> TASK STATEMENT
Copy out the entries below precisely; nothing is to be omitted.

◇ ◇ ◇ ◇ ◇

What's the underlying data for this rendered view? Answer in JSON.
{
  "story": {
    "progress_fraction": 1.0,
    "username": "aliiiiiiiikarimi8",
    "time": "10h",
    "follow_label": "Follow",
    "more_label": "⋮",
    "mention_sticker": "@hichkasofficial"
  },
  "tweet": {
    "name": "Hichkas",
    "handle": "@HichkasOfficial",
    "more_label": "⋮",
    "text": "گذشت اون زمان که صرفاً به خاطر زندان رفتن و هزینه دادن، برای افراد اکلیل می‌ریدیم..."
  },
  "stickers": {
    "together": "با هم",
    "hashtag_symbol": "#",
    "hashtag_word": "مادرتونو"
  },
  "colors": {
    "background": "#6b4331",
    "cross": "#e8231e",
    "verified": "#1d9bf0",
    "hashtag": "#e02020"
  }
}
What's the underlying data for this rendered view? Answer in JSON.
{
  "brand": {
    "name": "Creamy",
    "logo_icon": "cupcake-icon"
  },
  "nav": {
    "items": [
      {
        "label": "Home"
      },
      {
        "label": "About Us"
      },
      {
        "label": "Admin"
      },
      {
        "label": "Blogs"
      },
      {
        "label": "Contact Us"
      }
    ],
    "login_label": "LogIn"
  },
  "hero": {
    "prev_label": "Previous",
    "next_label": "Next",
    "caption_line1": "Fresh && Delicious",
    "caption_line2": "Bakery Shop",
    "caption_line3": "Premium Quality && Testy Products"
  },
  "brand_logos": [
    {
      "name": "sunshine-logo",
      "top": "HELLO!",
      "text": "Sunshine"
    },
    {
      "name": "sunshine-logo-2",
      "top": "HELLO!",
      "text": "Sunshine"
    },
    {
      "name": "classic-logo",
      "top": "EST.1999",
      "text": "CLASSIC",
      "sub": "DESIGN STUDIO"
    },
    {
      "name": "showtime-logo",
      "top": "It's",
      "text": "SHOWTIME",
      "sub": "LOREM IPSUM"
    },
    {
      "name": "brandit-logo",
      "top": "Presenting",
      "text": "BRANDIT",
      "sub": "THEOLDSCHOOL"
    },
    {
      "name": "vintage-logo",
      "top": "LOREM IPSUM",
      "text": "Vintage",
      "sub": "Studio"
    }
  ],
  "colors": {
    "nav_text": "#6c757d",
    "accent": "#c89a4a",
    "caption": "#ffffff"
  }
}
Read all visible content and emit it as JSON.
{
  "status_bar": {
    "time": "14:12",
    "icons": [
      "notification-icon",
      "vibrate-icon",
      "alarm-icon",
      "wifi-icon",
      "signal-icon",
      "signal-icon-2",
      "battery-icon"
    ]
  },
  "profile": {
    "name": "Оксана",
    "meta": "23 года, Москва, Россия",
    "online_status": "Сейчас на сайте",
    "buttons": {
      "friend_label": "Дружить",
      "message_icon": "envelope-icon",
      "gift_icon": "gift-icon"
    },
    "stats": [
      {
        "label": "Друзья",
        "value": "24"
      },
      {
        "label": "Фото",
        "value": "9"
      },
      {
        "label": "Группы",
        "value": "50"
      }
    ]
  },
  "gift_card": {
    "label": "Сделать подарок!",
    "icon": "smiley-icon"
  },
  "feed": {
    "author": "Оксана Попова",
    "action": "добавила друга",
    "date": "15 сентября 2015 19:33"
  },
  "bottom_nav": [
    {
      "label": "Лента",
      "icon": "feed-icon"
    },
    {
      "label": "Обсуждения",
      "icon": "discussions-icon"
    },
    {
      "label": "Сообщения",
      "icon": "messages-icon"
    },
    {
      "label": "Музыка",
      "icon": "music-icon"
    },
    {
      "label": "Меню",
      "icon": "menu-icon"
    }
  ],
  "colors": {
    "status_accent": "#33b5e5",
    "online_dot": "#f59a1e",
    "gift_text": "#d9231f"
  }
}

◇ ◇ ◇ ◇ ◇

> WORKED ANSWER
What's the underlying data for this rendered view? Answer in JSON.
{
  "story": {
    "progress_fraction": 1.0,
    "username": "aliiiiiiiikarimi8",
    "time": "10h",
    "follow_label": "Follow",
    "more_label": "⋮",
    "mention_sticker": "@hichkasofficial"
  },
  "tweet": {
    "name": "Hichkas",
    "handle": "@HichkasOfficial",
    "more_label": "⋮",
    "text": "گذشت اون زمان که صرفاً به خاطر زندان رفتن و هزینه دادن، برای افراد اکلیل می‌ریدیم..."
  },
  "stickers": {
    "together": "با هم",
    "hashtag_symbol": "#",
    "hashtag_word": "مادرتونو"
  },
  "colors": {
    "background": "#6b4331",
    "cross": "#e8231e",
    "verified": "#1d9bf0",
    "hashtag": "#e02020"
  }
}
What's the underlying data for this rendered view? Answer in JSON.
{
  "brand": {
    "name": "Creamy",
    "logo_icon": "cupcake-icon"
  },
  "nav": {
    "items": [
      {
        "label": "Home"
      },
      {
        "label": "About Us"
      },
      {
        "label": "Admin"
      },
      {
        "label": "Blogs"
      },
      {
        "label": "Contact Us"
      }
    ],
    "login_label": "LogIn"
  },
  "hero": {
    "prev_label": "Previous",
    "next_label": "Next",
    "caption_line1": "Fresh && Delicious",
    "caption_line2": "Bakery Shop",
    "caption_line3": "Premium Quality && Testy Products"
  },
  "brand_logos": [
    {
      "name": "sunshine-logo",
      "top": "HELLO!",
      "text": "Sunshine"
    },
    {
      "name": "sunshine-logo-2",
      "top": "HELLO!",
      "text": "Sunshine"
    },
    {
      "name": "classic-logo",
      "top": "EST.1999",
      "text": "CLASSIC",
      "sub": "DESIGN STUDIO"
    },
    {
      "name": "showtime-logo",
      "top": "It's",
      "text": "SHOWTIME",
      "sub": "LOREM IPSUM"
    },
    {
      "name": "brandit-logo",
      "top": "Presenting",
      "text": "BRANDIT",
      "sub": "THEOLDSCHOOL"
    },
    {
      "name": "vintage-logo",
      "top": "LOREM IPSUM",
      "text": "Vintage",
      "sub": "Studio"
    }
  ],
  "colors": {
    "nav_text": "#6c757d",
    "accent": "#c89a4a",
    "caption": "#ffffff"
  }
}
Read all visible content and emit it as JSON.
{
  "status_bar": {
    "time": "14:12",
    "icons": [
      "notification-icon",
      "vibrate-icon",
      "alarm-icon",
      "wifi-icon",
      "signal-icon",
      "signal-icon-2",
      "battery-icon"
    ]
  },
  "profile": {
    "name": "Оксана",
    "meta": "23 года, Москва, Россия",
    "online_status": "Сейчас на сайте",
    "buttons": {
      "friend_label": "Дружить",
      "message_icon": "envelope-icon",
      "gift_icon": "gift-icon"
    },
    "stats": [
      {
        "label": "Друзья",
        "value": "24"
      },
      {
        "label": "Фото",
        "value": "9"
      },
      {
        "label": "Группы",
        "value": "50"
      }
    ]
  },
  "gift_card": {
    "label": "Сделать подарок!",
    "icon": "smiley-icon"
  },
  "feed": {
    "author": "Оксана Попова",
    "action": "добавила друга",
    "date": "15 сентября 2015 19:33"
  },
  "bottom_nav": [
    {
      "label": "Лента",
      "icon": "feed-icon"
    },
    {
      "label": "Обсуждения",
      "icon": "discussions-icon"
    },
    {
      "label": "Сообщения",
      "icon": "messages-icon"
    },
    {
      "label": "Музыка",
      "icon": "music-icon"
    },
    {
      "label": "Меню",
      "icon": "menu-icon"
    }
  ],
  "colors": {
    "status_accent": "#33b5e5",
    "online_dot": "#f59a1e",
    "gift_text": "#d9231f"
  }
}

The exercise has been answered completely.